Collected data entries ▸
________________________________________

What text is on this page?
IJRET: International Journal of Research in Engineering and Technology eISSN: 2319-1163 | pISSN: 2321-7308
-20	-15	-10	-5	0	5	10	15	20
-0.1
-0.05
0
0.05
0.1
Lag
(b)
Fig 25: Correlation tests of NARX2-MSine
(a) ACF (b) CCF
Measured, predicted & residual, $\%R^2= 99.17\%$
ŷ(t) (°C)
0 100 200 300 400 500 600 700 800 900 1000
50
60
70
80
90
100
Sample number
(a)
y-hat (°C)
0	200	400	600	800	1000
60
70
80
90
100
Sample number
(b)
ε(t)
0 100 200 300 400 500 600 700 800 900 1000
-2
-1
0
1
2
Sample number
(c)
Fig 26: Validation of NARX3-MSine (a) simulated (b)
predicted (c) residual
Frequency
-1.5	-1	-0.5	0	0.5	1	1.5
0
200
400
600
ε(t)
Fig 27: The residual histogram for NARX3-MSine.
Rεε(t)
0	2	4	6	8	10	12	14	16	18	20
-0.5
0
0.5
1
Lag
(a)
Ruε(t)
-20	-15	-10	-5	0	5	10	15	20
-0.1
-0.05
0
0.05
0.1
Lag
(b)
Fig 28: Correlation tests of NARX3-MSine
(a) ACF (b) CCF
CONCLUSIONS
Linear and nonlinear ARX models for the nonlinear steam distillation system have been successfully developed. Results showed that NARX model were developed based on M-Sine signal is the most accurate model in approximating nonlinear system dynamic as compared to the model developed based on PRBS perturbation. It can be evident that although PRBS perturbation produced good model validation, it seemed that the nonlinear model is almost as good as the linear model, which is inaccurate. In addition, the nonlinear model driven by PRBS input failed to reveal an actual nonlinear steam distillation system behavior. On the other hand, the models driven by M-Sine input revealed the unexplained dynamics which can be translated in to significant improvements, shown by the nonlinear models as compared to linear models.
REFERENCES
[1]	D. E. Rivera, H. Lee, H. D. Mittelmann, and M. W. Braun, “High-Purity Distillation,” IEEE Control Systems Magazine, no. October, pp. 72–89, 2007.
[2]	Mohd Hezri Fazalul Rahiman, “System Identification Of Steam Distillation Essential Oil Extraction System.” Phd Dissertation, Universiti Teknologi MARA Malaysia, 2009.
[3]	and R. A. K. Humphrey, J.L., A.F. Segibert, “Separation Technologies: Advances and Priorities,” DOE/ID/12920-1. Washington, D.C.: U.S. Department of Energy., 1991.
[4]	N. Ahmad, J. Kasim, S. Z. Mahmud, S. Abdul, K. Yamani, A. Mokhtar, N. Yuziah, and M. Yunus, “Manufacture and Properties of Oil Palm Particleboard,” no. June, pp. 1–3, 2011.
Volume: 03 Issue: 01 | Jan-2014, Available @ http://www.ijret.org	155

________________________________________

Task brief ▸
Each line that holds the word "residual" should be extracted from the records.

Result of the task ▸
Measured, predicted & residual, $\%R^2= 99.17\%$
predicted (c) residual
Fig 27: The residual histogram for NARX3-MSine.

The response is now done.